--- Material for this exercise ---

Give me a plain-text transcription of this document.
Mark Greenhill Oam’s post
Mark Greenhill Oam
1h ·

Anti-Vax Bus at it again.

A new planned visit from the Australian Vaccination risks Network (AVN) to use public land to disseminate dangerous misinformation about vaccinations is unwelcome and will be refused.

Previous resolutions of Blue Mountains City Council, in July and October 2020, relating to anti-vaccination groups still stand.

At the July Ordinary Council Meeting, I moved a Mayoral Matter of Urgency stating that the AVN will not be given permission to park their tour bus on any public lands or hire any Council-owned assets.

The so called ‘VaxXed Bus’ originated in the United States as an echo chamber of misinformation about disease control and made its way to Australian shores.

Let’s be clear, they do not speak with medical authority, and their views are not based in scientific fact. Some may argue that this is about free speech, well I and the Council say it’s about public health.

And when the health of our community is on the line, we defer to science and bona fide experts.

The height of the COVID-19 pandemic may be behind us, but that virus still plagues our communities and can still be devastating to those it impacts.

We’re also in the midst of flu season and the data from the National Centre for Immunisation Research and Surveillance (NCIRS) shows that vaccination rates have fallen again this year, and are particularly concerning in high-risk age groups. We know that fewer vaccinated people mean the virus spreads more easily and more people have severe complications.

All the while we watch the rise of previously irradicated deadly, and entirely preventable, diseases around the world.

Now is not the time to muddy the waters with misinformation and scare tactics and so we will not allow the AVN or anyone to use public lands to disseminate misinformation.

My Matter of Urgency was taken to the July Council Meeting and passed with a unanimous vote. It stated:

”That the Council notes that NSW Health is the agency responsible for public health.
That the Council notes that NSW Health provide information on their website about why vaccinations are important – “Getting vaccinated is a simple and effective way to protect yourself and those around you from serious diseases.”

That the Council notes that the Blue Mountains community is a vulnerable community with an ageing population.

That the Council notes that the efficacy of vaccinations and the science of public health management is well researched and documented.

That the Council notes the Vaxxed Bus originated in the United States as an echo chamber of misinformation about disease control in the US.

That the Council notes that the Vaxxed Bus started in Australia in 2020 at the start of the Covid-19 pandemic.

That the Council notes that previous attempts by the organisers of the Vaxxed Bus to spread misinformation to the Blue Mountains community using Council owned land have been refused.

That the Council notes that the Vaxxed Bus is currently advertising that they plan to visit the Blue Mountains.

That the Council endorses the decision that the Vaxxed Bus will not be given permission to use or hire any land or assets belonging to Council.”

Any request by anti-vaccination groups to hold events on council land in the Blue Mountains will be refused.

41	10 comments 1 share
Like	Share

--- What you need to do ---
Word for word, write out all of the entries.

--- Answer to this problem ---
Give me a plain-text transcription of this document.
Mark Greenhill Oam’s post
Mark Greenhill Oam
1h ·

Anti-Vax Bus at it again.

A new planned visit from the Australian Vaccination risks Network (AVN) to use public land to disseminate dangerous misinformation about vaccinations is unwelcome and will be refused.

Previous resolutions of Blue Mountains City Council, in July and October 2020, relating to anti-vaccination groups still stand.

At the July Ordinary Council Meeting, I moved a Mayoral Matter of Urgency stating that the AVN will not be given permission to park their tour bus on any public lands or hire any Council-owned assets.

The so called ‘VaxXed Bus’ originated in the United States as an echo chamber of misinformation about disease control and made its way to Australian shores.

Let’s be clear, they do not speak with medical authority, and their views are not based in scientific fact. Some may argue that this is about free speech, well I and the Council say it’s about public health.

And when the health of our community is on the line, we defer to science and bona fide experts.

The height of the COVID-19 pandemic may be behind us, but that virus still plagues our communities and can still be devastating to those it impacts.

We’re also in the midst of flu season and the data from the National Centre for Immunisation Research and Surveillance (NCIRS) shows that vaccination rates have fallen again this year, and are particularly concerning in high-risk age groups. We know that fewer vaccinated people mean the virus spreads more easily and more people have severe complications.

All the while we watch the rise of previously irradicated deadly, and entirely preventable, diseases around the world.

Now is not the time to muddy the waters with misinformation and scare tactics and so we will not allow the AVN or anyone to use public lands to disseminate misinformation.

My Matter of Urgency was taken to the July Council Meeting and passed with a unanimous vote. It stated:

”That the Council notes that NSW Health is the agency responsible for public health.
That the Council notes that NSW Health provide information on their website about why vaccinations are important – “Getting vaccinated is a simple and effective way to protect yourself and those around you from serious diseases.”

That the Council notes that the Blue Mountains community is a vulnerable community with an ageing population.

That the Council notes that the efficacy of vaccinations and the science of public health management is well researched and documented.

That the Council notes the Vaxxed Bus originated in the United States as an echo chamber of misinformation about disease control in the US.

That the Council notes that the Vaxxed Bus started in Australia in 2020 at the start of the Covid-19 pandemic.

That the Council notes that previous attempts by the organisers of the Vaxxed Bus to spread misinformation to the Blue Mountains community using Council owned land have been refused.

That the Council notes that the Vaxxed Bus is currently advertising that they plan to visit the Blue Mountains.

That the Council endorses the decision that the Vaxxed Bus will not be given permission to use or hire any land or assets belonging to Council.”

Any request by anti-vaccination groups to hold events on council land in the Blue Mountains will be refused.

41	10 comments 1 share
Like	Share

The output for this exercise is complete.